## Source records
=-=-=

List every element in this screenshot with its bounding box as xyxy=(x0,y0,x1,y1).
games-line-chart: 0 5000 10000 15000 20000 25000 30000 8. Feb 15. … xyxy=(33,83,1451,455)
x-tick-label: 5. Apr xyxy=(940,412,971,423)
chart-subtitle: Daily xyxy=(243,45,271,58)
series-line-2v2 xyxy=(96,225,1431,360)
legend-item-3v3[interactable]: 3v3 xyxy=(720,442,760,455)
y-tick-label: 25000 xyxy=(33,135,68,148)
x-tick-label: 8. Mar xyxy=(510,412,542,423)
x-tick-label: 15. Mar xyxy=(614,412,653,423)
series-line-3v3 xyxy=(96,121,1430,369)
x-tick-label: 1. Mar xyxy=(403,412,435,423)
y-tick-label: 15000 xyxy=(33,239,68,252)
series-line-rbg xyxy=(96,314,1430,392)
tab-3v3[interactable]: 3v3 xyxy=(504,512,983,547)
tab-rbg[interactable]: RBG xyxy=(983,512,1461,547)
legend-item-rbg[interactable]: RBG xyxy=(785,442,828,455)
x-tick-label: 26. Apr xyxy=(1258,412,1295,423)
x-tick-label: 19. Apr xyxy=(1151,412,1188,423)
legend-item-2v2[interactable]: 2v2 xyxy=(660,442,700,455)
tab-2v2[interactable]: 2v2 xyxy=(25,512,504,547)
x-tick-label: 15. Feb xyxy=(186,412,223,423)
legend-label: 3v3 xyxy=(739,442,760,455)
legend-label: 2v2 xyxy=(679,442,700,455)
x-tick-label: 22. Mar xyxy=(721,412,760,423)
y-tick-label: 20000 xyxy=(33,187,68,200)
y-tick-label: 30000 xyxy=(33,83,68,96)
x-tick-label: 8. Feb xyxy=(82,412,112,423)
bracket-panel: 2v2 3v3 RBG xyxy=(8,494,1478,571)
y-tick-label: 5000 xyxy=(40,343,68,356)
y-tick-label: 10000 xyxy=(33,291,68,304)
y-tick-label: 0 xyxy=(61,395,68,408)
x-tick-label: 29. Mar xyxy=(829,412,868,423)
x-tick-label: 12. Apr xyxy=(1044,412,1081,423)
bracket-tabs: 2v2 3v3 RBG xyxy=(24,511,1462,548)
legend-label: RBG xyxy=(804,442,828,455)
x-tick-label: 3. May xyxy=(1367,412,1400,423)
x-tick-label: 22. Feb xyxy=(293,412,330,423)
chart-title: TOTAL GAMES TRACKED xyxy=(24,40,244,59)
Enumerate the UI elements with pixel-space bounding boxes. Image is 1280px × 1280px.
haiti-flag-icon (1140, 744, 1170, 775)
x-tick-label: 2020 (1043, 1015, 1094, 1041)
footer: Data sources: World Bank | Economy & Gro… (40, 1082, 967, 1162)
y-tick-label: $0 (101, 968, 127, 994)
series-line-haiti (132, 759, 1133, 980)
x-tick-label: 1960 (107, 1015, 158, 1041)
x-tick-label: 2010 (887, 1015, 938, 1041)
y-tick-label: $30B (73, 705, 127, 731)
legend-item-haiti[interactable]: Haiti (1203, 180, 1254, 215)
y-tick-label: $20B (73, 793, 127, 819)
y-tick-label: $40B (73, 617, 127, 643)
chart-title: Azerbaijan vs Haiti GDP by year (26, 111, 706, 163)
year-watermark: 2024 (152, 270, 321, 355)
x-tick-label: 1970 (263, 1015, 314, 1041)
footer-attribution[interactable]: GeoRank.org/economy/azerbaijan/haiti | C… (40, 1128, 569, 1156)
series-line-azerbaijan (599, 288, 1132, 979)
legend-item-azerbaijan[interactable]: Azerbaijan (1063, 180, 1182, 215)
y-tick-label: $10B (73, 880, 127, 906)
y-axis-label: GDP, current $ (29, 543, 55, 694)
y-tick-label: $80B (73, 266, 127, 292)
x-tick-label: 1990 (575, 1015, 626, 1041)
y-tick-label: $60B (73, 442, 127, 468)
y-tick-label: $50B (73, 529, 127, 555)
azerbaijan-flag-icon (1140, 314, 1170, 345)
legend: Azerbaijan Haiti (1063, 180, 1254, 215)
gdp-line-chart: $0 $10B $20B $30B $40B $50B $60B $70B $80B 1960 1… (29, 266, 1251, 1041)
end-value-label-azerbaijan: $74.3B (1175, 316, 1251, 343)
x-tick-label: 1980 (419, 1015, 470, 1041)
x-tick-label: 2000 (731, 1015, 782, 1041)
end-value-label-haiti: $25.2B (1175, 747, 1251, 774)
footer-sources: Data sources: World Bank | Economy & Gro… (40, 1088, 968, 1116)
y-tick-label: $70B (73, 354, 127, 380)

=-=-=

## To be done
Update the rows from the start up to and including the line with "legend-item-3v3[interactable]: 3v3 xyxy=(720,442,760,455)" by replacing "Daily" with "Weekly", keeping everything else the same.

## Result
List every element in this screenshot with its bounding box as xyxy=(x0,y0,x1,y1).
games-line-chart: 0 5000 10000 15000 20000 25000 30000 8. Feb 15. … xyxy=(33,83,1451,455)
x-tick-label: 5. Apr xyxy=(940,412,971,423)
chart-subtitle: Weekly xyxy=(243,45,271,58)
series-line-2v2 xyxy=(96,225,1431,360)
legend-item-3v3[interactable]: 3v3 xyxy=(720,442,760,455)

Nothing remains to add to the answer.